# THE TASK:
Word for word, quote all of the material, omitting the pictures.

# THE RECORDS:
- - -
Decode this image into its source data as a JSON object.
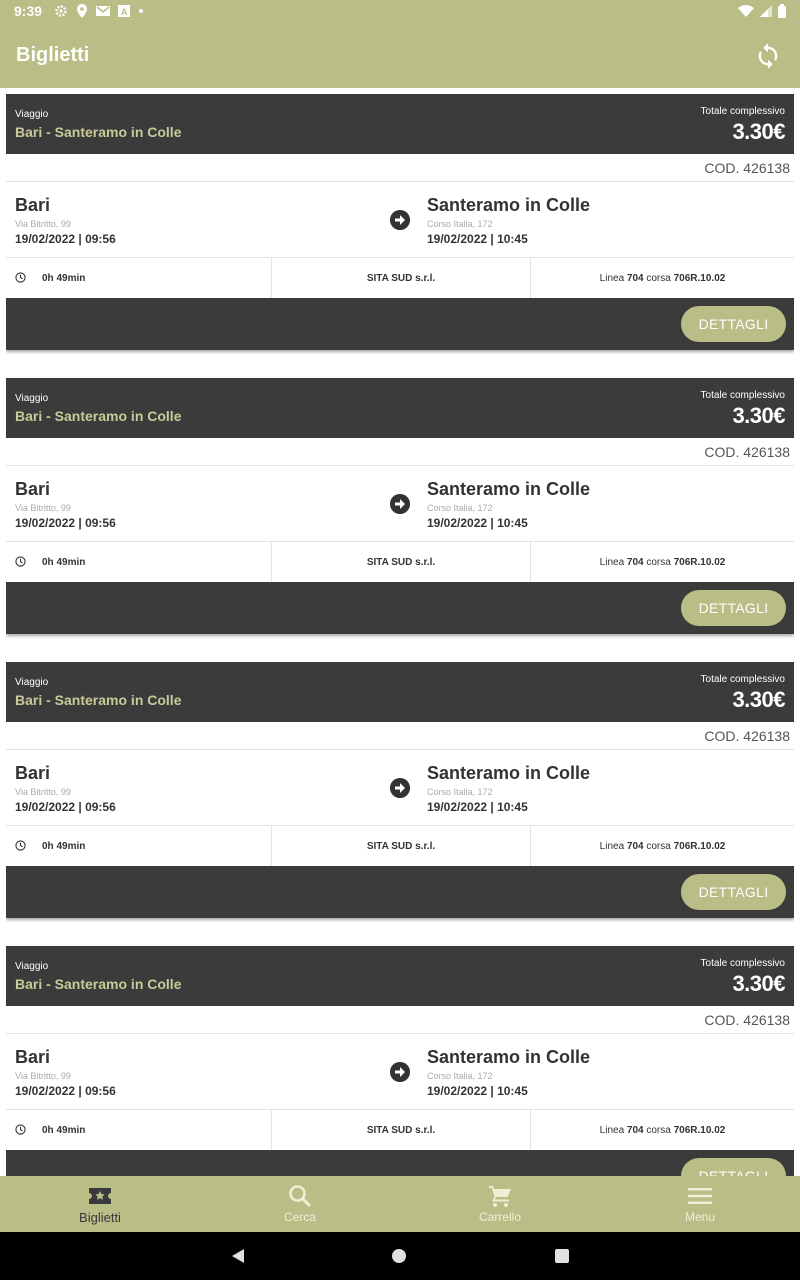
{
  "status_bar": {
    "time": "9:39",
    "icons": [
      "settings-icon",
      "location-icon",
      "gmail-icon",
      "a-icon",
      "dot-icon"
    ],
    "right_icons": [
      "wifi-icon",
      "signal-icon",
      "battery-icon"
    ]
  },
  "app_bar": {
    "title": "Biglietti",
    "refresh_icon": "refresh-icon"
  },
  "tickets": [
    {
      "trip_label": "Viaggio",
      "route": "Bari - Santeramo in Colle",
      "total_label": "Totale complessivo",
      "price": "3.30€",
      "code": "COD. 426138",
      "from_city": "Bari",
      "from_address": "Via Bitritto, 99",
      "from_datetime": "19/02/2022 | 09:56",
      "to_city": "Santeramo in Colle",
      "to_address": "Corso Italia, 172",
      "to_datetime": "19/02/2022 | 10:45",
      "duration": "0h 49min",
      "company": "SITA SUD s.r.l.",
      "line_prefix": "Linea",
      "line_number": "704",
      "run_prefix": "corsa",
      "run_number": "706R.10.02",
      "button": "DETTAGLI"
    },
    {
      "trip_label": "Viaggio",
      "route": "Bari - Santeramo in Colle",
      "total_label": "Totale complessivo",
      "price": "3.30€",
      "code": "COD. 426138",
      "from_city": "Bari",
      "from_address": "Via Bitritto, 99",
      "from_datetime": "19/02/2022 | 09:56",
      "to_city": "Santeramo in Colle",
      "to_address": "Corso Italia, 172",
      "to_datetime": "19/02/2022 | 10:45",
      "duration": "0h 49min",
      "company": "SITA SUD s.r.l.",
      "line_prefix": "Linea",
      "line_number": "704",
      "run_prefix": "corsa",
      "run_number": "706R.10.02",
      "button": "DETTAGLI"
    },
    {
      "trip_label": "Viaggio",
      "route": "Bari - Santeramo in Colle",
      "total_label": "Totale complessivo",
      "price": "3.30€",
      "code": "COD. 426138",
      "from_city": "Bari",
      "from_address": "Via Bitritto, 99",
      "from_datetime": "19/02/2022 | 09:56",
      "to_city": "Santeramo in Colle",
      "to_address": "Corso Italia, 172",
      "to_datetime": "19/02/2022 | 10:45",
      "duration": "0h 49min",
      "company": "SITA SUD s.r.l.",
      "line_prefix": "Linea",
      "line_number": "704",
      "run_prefix": "corsa",
      "run_number": "706R.10.02",
      "button": "DETTAGLI"
    },
    {
      "trip_label": "Viaggio",
      "route": "Bari - Santeramo in Colle",
      "total_label": "Totale complessivo",
      "price": "3.30€",
      "code": "COD. 426138",
      "from_city": "Bari",
      "from_address": "Via Bitritto, 99",
      "from_datetime": "19/02/2022 | 09:56",
      "to_city": "Santeramo in Colle",
      "to_address": "Corso Italia, 172",
      "to_datetime": "19/02/2022 | 10:45",
      "duration": "0h 49min",
      "company": "SITA SUD s.r.l.",
      "line_prefix": "Linea",
      "line_number": "704",
      "run_prefix": "corsa",
      "run_number": "706R.10.02",
      "button": "DETTAGLI"
    }
  ],
  "bottom_nav": [
    {
      "label": "Biglietti",
      "icon": "ticket-icon",
      "active": true
    },
    {
      "label": "Cerca",
      "icon": "search-icon",
      "active": false
    },
    {
      "label": "Carrello",
      "icon": "cart-icon",
      "active": false
    },
    {
      "label": "Menu",
      "icon": "menu-icon",
      "active": false
    }
  ],
  "colors": {
    "accent": "#b9bd86",
    "dark": "#3b3b3b",
    "route_text": "#c8cb98"
  }
}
- - -
# RESPONSE BELOW:
Decode this image into its source data as a JSON object.
{
  "status_bar": {
    "time": "9:39",
    "icons": [
      "settings-icon",
      "location-icon",
      "gmail-icon",
      "a-icon",
      "dot-icon"
    ],
    "right_icons": [
      "wifi-icon",
      "signal-icon",
      "battery-icon"
    ]
  },
  "app_bar": {
    "title": "Biglietti",
    "refresh_icon": "refresh-icon"
  },
  "tickets": [
    {
      "trip_label": "Viaggio",
      "route": "Bari - Santeramo in Colle",
      "total_label": "Totale complessivo",
      "price": "3.30€",
      "code": "COD. 426138",
      "from_city": "Bari",
      "from_address": "Via Bitritto, 99",
      "from_datetime": "19/02/2022 | 09:56",
      "to_city": "Santeramo in Colle",
      "to_address": "Corso Italia, 172",
      "to_datetime": "19/02/2022 | 10:45",
      "duration": "0h 49min",
      "company": "SITA SUD s.r.l.",
      "line_prefix": "Linea",
      "line_number": "704",
      "run_prefix": "corsa",
      "run_number": "706R.10.02",
      "button": "DETTAGLI"
    },
    {
      "trip_label": "Viaggio",
      "route": "Bari - Santeramo in Colle",
      "total_label": "Totale complessivo",
      "price": "3.30€",
      "code": "COD. 426138",
      "from_city": "Bari",
      "from_address": "Via Bitritto, 99",
      "from_datetime": "19/02/2022 | 09:56",
      "to_city": "Santeramo in Colle",
      "to_address": "Corso Italia, 172",
      "to_datetime": "19/02/2022 | 10:45",
      "duration": "0h 49min",
      "company": "SITA SUD s.r.l.",
      "line_prefix": "Linea",
      "line_number": "704",
      "run_prefix": "corsa",
      "run_number": "706R.10.02",
      "button": "DETTAGLI"
    },
    {
      "trip_label": "Viaggio",
      "route": "Bari - Santeramo in Colle",
      "total_label": "Totale complessivo",
      "price": "3.30€",
      "code": "COD. 426138",
      "from_city": "Bari",
      "from_address": "Via Bitritto, 99",
      "from_datetime": "19/02/2022 | 09:56",
      "to_city": "Santeramo in Colle",
      "to_address": "Corso Italia, 172",
      "to_datetime": "19/02/2022 | 10:45",
      "duration": "0h 49min",
      "company": "SITA SUD s.r.l.",
      "line_prefix": "Linea",
      "line_number": "704",
      "run_prefix": "corsa",
      "run_number": "706R.10.02",
      "button": "DETTAGLI"
    },
    {
      "trip_label": "Viaggio",
      "route": "Bari - Santeramo in Colle",
      "total_label": "Totale complessivo",
      "price": "3.30€",
      "code": "COD. 426138",
      "from_city": "Bari",
      "from_address": "Via Bitritto, 99",
      "from_datetime": "19/02/2022 | 09:56",
      "to_city": "Santeramo in Colle",
      "to_address": "Corso Italia, 172",
      "to_datetime": "19/02/2022 | 10:45",
      "duration": "0h 49min",
      "company": "SITA SUD s.r.l.",
      "line_prefix": "Linea",
      "line_number": "704",
      "run_prefix": "corsa",
      "run_number": "706R.10.02",
      "button": "DETTAGLI"
    }
  ],
  "bottom_nav": [
    {
      "label": "Biglietti",
      "icon": "ticket-icon",
      "active": true
    },
    {
      "label": "Cerca",
      "icon": "search-icon",
      "active": false
    },
    {
      "label": "Carrello",
      "icon": "cart-icon",
      "active": false
    },
    {
      "label": "Menu",
      "icon": "menu-icon",
      "active": false
    }
  ],
  "colors": {
    "accent": "#b9bd86",
    "dark": "#3b3b3b",
    "route_text": "#c8cb98"
  }
}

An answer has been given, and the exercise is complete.